Given instruction:
Copy all the material below, exactly as it stands.

Data:
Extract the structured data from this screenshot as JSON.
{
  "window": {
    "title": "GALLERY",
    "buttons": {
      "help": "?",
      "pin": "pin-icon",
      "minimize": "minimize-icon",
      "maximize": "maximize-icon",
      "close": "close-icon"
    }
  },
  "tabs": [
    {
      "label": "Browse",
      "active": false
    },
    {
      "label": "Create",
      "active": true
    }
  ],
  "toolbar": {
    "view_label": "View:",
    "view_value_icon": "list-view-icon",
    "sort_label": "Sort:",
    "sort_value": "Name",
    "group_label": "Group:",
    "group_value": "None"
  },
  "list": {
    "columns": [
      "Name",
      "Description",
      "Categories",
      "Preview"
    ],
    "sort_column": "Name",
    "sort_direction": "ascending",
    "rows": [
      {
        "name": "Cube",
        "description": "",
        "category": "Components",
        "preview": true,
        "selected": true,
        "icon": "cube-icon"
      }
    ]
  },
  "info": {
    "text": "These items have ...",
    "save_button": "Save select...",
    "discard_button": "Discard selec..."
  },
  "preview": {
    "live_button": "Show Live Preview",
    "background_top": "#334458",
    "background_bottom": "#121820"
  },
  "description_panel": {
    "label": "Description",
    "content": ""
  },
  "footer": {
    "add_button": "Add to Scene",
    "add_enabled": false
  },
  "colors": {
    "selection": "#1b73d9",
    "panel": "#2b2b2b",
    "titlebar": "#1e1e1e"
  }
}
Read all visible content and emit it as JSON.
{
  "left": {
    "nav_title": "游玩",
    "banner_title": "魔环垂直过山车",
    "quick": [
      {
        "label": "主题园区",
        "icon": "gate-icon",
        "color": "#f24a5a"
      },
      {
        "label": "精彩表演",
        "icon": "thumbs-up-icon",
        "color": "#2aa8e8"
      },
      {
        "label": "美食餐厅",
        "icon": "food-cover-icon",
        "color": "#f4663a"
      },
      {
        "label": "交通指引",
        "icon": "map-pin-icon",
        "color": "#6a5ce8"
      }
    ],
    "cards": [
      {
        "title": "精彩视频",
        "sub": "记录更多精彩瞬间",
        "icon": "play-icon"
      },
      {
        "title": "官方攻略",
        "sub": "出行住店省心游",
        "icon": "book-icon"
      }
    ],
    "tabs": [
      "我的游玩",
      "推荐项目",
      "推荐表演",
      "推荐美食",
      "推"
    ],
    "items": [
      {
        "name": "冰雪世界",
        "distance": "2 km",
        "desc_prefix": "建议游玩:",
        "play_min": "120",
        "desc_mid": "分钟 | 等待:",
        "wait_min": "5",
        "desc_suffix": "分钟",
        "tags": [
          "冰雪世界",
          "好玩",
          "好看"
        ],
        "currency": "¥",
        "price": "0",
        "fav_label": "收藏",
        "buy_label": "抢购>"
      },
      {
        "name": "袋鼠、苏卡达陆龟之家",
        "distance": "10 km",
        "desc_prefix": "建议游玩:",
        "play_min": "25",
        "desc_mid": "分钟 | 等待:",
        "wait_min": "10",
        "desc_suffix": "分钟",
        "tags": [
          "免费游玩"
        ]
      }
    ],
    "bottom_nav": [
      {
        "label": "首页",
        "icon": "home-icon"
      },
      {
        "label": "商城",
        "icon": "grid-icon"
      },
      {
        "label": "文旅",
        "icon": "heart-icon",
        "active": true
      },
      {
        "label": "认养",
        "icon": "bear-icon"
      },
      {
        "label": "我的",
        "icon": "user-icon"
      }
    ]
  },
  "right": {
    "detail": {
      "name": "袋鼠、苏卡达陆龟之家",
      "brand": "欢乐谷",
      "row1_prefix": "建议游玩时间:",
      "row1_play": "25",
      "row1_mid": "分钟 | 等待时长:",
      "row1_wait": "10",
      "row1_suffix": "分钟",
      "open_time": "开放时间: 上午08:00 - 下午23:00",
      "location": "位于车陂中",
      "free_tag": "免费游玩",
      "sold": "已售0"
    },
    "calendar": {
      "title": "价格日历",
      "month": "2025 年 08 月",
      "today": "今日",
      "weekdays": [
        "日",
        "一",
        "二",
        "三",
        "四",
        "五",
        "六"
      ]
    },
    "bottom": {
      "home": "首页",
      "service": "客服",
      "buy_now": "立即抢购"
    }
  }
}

Completed task:
Extract the structured data from this screenshot as JSON.
{
  "window": {
    "title": "GALLERY",
    "buttons": {
      "help": "?",
      "pin": "pin-icon",
      "minimize": "minimize-icon",
      "maximize": "maximize-icon",
      "close": "close-icon"
    }
  },
  "tabs": [
    {
      "label": "Browse",
      "active": false
    },
    {
      "label": "Create",
      "active": true
    }
  ],
  "toolbar": {
    "view_label": "View:",
    "view_value_icon": "list-view-icon",
    "sort_label": "Sort:",
    "sort_value": "Name",
    "group_label": "Group:",
    "group_value": "None"
  },
  "list": {
    "columns": [
      "Name",
      "Description",
      "Categories",
      "Preview"
    ],
    "sort_column": "Name",
    "sort_direction": "ascending",
    "rows": [
      {
        "name": "Cube",
        "description": "",
        "category": "Components",
        "preview": true,
        "selected": true,
        "icon": "cube-icon"
      }
    ]
  },
  "info": {
    "text": "These items have ...",
    "save_button": "Save select...",
    "discard_button": "Discard selec..."
  },
  "preview": {
    "live_button": "Show Live Preview",
    "background_top": "#334458",
    "background_bottom": "#121820"
  },
  "description_panel": {
    "label": "Description",
    "content": ""
  },
  "footer": {
    "add_button": "Add to Scene",
    "add_enabled": false
  },
  "colors": {
    "selection": "#1b73d9",
    "panel": "#2b2b2b",
    "titlebar": "#1e1e1e"
  }
}
Read all visible content and emit it as JSON.
{
  "left": {
    "nav_title": "游玩",
    "banner_title": "魔环垂直过山车",
    "quick": [
      {
        "label": "主题园区",
        "icon": "gate-icon",
        "color": "#f24a5a"
      },
      {
        "label": "精彩表演",
        "icon": "thumbs-up-icon",
        "color": "#2aa8e8"
      },
      {
        "label": "美食餐厅",
        "icon": "food-cover-icon",
        "color": "#f4663a"
      },
      {
        "label": "交通指引",
        "icon": "map-pin-icon",
        "color": "#6a5ce8"
      }
    ],
    "cards": [
      {
        "title": "精彩视频",
        "sub": "记录更多精彩瞬间",
        "icon": "play-icon"
      },
      {
        "title": "官方攻略",
        "sub": "出行住店省心游",
        "icon": "book-icon"
      }
    ],
    "tabs": [
      "我的游玩",
      "推荐项目",
      "推荐表演",
      "推荐美食",
      "推"
    ],
    "items": [
      {
        "name": "冰雪世界",
        "distance": "2 km",
        "desc_prefix": "建议游玩:",
        "play_min": "120",
        "desc_mid": "分钟 | 等待:",
        "wait_min": "5",
        "desc_suffix": "分钟",
        "tags": [
          "冰雪世界",
          "好玩",
          "好看"
        ],
        "currency": "¥",
        "price": "0",
        "fav_label": "收藏",
        "buy_label": "抢购>"
      },
      {
        "name": "袋鼠、苏卡达陆龟之家",
        "distance": "10 km",
        "desc_prefix": "建议游玩:",
        "play_min": "25",
        "desc_mid": "分钟 | 等待:",
        "wait_min": "10",
        "desc_suffix": "分钟",
        "tags": [
          "免费游玩"
        ]
      }
    ],
    "bottom_nav": [
      {
        "label": "首页",
        "icon": "home-icon"
      },
      {
        "label": "商城",
        "icon": "grid-icon"
      },
      {
        "label": "文旅",
        "icon": "heart-icon",
        "active": true
      },
      {
        "label": "认养",
        "icon": "bear-icon"
      },
      {
        "label": "我的",
        "icon": "user-icon"
      }
    ]
  },
  "right": {
    "detail": {
      "name": "袋鼠、苏卡达陆龟之家",
      "brand": "欢乐谷",
      "row1_prefix": "建议游玩时间:",
      "row1_play": "25",
      "row1_mid": "分钟 | 等待时长:",
      "row1_wait": "10",
      "row1_suffix": "分钟",
      "open_time": "开放时间: 上午08:00 - 下午23:00",
      "location": "位于车陂中",
      "free_tag": "免费游玩",
      "sold": "已售0"
    },
    "calendar": {
      "title": "价格日历",
      "month": "2025 年 08 月",
      "today": "今日",
      "weekdays": [
        "日",
        "一",
        "二",
        "三",
        "四",
        "五",
        "六"
      ]
    },
    "bottom": {
      "home": "首页",
      "service": "客服",
      "buy_now": "立即抢购"
    }
  }
}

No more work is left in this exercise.